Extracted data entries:

******

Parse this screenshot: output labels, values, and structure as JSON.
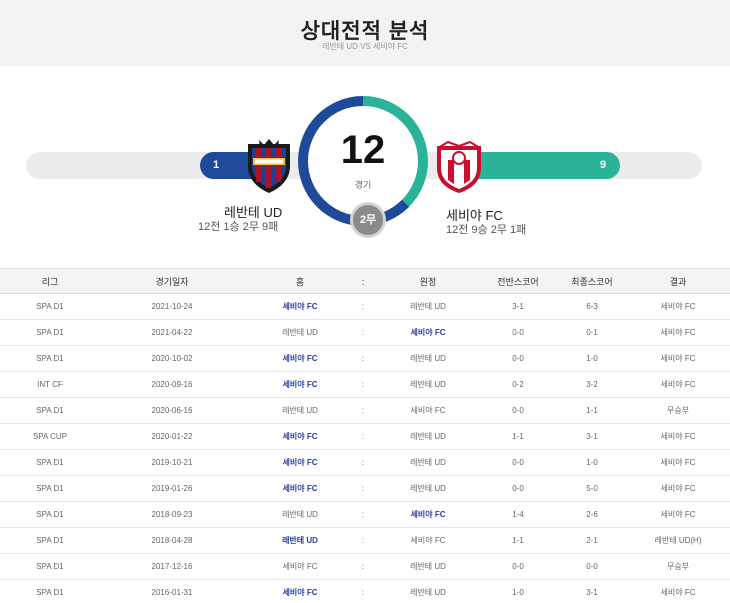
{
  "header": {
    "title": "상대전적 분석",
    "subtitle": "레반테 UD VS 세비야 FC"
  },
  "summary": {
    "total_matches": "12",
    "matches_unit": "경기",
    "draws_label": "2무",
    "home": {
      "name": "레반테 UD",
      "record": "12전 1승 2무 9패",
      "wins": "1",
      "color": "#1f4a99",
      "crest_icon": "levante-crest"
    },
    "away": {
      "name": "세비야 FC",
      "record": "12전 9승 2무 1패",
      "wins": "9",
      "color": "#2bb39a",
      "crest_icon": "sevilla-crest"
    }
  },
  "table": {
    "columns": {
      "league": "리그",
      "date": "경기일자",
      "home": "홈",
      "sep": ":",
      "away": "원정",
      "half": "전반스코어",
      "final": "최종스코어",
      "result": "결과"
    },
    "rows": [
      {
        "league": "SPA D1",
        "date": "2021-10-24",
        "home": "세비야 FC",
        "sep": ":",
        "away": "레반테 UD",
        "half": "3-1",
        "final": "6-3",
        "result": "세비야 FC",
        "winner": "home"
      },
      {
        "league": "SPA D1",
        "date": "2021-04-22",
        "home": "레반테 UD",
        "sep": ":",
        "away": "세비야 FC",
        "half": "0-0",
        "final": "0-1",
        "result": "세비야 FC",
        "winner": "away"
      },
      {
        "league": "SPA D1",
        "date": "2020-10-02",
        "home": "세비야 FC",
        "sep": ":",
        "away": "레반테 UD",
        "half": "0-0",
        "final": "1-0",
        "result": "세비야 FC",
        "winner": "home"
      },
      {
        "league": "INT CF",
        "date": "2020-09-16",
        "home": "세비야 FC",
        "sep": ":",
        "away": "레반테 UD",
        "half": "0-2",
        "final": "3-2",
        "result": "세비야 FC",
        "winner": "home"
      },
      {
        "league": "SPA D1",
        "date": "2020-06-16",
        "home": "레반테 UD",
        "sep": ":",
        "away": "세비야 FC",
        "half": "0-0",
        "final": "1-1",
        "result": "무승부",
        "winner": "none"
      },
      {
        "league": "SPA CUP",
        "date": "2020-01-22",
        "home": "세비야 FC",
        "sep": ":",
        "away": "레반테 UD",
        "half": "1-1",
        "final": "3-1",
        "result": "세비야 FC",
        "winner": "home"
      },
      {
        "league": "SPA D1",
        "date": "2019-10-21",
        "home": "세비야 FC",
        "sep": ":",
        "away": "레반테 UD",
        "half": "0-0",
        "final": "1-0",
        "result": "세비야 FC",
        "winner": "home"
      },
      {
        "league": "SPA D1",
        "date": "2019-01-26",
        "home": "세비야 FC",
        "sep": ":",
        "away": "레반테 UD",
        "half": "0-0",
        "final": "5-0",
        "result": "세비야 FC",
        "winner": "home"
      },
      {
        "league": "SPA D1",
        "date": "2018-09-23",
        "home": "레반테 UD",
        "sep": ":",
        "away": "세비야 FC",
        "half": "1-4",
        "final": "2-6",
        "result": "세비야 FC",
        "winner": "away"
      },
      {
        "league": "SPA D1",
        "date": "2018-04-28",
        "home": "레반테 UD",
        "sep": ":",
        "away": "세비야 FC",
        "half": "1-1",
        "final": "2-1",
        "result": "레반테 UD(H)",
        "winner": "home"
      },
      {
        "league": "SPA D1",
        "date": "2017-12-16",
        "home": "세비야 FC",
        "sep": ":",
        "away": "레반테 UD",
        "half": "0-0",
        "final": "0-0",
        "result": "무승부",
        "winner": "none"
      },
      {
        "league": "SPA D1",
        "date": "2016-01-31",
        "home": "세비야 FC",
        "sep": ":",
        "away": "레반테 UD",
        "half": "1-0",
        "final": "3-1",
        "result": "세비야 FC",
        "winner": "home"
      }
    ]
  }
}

******

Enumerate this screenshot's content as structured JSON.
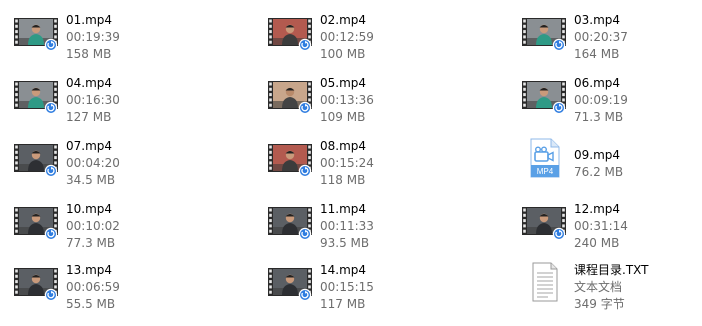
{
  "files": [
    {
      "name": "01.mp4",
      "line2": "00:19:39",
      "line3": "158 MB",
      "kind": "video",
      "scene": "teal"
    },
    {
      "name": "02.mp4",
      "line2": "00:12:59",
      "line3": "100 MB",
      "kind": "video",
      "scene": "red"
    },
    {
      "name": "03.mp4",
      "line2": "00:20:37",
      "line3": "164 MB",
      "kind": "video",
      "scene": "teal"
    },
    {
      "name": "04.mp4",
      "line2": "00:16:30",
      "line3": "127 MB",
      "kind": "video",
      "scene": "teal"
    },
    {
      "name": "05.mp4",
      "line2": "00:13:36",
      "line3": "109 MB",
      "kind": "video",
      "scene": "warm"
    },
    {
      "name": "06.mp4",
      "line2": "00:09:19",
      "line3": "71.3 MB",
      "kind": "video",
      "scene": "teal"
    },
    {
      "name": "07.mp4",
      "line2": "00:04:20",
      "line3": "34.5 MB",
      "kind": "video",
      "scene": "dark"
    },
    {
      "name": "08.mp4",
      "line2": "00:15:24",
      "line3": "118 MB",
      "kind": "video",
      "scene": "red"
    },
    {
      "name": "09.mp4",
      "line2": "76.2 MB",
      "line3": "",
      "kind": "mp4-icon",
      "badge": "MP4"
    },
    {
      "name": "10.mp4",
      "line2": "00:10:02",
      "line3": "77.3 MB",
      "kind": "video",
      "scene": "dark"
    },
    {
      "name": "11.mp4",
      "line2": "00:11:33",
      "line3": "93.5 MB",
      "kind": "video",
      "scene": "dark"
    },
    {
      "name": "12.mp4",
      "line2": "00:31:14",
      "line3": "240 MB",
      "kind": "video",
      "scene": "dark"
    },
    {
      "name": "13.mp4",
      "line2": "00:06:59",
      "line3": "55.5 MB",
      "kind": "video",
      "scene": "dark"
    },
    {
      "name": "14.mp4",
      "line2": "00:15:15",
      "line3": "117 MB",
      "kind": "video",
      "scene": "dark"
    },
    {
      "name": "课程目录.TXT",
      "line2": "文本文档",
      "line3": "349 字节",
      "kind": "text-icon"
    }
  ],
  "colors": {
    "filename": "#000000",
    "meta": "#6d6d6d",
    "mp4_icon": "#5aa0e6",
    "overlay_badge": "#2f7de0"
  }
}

******

From the data above, copy each line that has the string "JSON".

**Answer to this problem**
Parse this screenshot: output labels, values, and structure as JSON.
Enumerate this screenshot's content as structured JSON.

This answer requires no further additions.